While the dangers of second-hand smoke have been well-publicized for years, many in the hospitality industry have been able to stymie smoking bans in bars, restaurants, and casinos in many parts of the US by arguing that good ventilation provides adequate
So when researcher James Repace, working on a grant from the Robert Wood Johnson Foundation (RWJF) Innovators Awards Program at Johns Hopkins University, finished a study comparing indoor air quality before and after a smoking ban, the foundation turned to M Booth & Associates to boost knowledge of the results beyond the scientific community.
The first challenge for Dennis Tartaglia, M Booth SVP and healthcare media director, was to get the go-ahead for the campaign only two weeks before the study was to be published in mid-September.
"It was also being published in a journal that doesn't normally get media attention, The Journal of Occupational and Environmental Medicine," he adds. "So while the results were significant, without a significant PR campaign, it would not get the coverage it deserved."
Because earlier research by Repace had been disputed by the tobacco industry, Tartaglia immediately sought out credible doctors, scientists, and researchers who weren't involved with the foundation to provide third-party endorsements.
Tartaglia then worked with the foundation's senior communications officer, Dwayne Proctor, to ensure that the study was presented in vivid language that the public could understand.
"The hospitality industry argues that ventilation really solves the problem," says Tartaglia. "But we were able to explain that even with ventilation, breathing in secondhand smoke at a bar or casino was like putting your nose near the exhaust pipe of a tractor trailer."
In the week before the story was to be published, Tartaglia began reaching out to certain media.

BRIEF 1:
Answer these questions about the article on the smoking-ban study campaign:
(a) In which journal was the study published?
(b) Who was the foundation's senior communications officer?
(c) What did Tartaglia compare breathing secondhand smoke at a bar or casino to?
BRIEF 2:
Repeat the article on the smoking-ban study campaign word for word, from "Tartaglia then worked" to "public could understand.".
BRIEF 3:
Go on with the article about the smoking-ban air quality study campaign, starting after its final sentence.

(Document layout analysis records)
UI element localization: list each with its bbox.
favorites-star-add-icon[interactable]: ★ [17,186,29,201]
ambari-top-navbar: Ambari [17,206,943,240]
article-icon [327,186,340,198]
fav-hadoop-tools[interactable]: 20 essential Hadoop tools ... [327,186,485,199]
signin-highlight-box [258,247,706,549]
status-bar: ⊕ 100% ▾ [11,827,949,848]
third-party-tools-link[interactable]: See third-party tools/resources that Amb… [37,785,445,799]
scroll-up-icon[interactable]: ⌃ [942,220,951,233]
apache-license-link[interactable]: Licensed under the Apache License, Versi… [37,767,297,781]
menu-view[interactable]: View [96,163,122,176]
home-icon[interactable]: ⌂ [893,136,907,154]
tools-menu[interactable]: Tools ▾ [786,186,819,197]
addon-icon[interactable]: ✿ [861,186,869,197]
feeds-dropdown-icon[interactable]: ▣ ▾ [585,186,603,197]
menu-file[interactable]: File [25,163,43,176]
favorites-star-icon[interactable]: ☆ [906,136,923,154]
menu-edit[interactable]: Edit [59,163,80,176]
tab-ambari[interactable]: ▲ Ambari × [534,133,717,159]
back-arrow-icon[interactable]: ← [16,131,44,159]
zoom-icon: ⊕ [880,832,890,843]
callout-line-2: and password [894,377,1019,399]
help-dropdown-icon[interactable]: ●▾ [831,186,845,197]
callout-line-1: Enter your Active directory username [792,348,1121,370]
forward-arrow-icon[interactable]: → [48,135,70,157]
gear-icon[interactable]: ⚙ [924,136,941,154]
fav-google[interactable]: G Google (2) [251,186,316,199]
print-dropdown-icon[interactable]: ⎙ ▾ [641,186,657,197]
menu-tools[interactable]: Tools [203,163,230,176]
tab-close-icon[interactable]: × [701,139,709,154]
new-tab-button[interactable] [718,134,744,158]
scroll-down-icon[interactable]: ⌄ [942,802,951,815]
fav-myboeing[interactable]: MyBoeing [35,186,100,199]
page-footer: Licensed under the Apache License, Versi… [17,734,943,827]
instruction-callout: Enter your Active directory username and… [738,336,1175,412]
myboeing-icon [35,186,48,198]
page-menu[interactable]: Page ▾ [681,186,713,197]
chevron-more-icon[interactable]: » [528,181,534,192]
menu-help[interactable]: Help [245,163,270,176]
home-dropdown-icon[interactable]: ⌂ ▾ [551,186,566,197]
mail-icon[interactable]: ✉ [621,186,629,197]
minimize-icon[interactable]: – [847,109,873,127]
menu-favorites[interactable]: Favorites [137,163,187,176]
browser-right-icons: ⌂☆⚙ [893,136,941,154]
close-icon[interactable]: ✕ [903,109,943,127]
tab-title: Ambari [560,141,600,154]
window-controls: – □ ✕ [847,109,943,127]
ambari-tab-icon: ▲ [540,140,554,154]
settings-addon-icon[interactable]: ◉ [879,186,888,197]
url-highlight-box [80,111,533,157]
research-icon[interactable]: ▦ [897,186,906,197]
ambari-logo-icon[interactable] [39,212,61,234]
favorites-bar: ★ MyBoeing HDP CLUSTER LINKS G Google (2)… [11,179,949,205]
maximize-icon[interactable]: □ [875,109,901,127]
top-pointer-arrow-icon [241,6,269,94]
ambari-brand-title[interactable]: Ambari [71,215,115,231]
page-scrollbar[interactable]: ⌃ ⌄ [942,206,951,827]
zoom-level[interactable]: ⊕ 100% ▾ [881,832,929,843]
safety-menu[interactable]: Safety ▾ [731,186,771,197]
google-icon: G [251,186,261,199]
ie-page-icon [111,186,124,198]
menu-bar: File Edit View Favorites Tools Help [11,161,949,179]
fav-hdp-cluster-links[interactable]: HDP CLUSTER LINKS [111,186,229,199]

ANSWER BOX 1:
(a) The Journal of Occupational and Environmental Medicine
(b) Dwayne Proctor
(c) Putting your nose near the exhaust pipe of a tractor trailer

ANSWER BOX 2:
Tartaglia then worked with the foundation's senior communications officer, Dwayne Proctor, to ensure that the study was presented in vivid language that the public could understand.

ANSWER BOX 3:
"We knew that getting AP was the key," he says. "So we did a lot of research and identified a New Jersey-based AP reporter who would not only do a good story, but would also be able to deliver both local and national angles, since New Jersey has a large casino industry."
Tartaglia also reached out to other tobacco-control groups, such as The Campaign for Tobacco Free Kids and Americans for Non-Smokers Rights, to get word of the study out.
Proctor says that while he consulted with Tartaglia and the others regularly, "I'm a firm believer in letting experts be experts, so they really took the lead throughout. But researchers are a different breed, so we did provide Repace and all researchers with media training [to help] make their research interpretable by everyday people."
The effort resulted in stories in more than 500 media outlets across the US, including The New York Times, The Washington Post, USA Today, and The Osgood File on the CBS Radio Network.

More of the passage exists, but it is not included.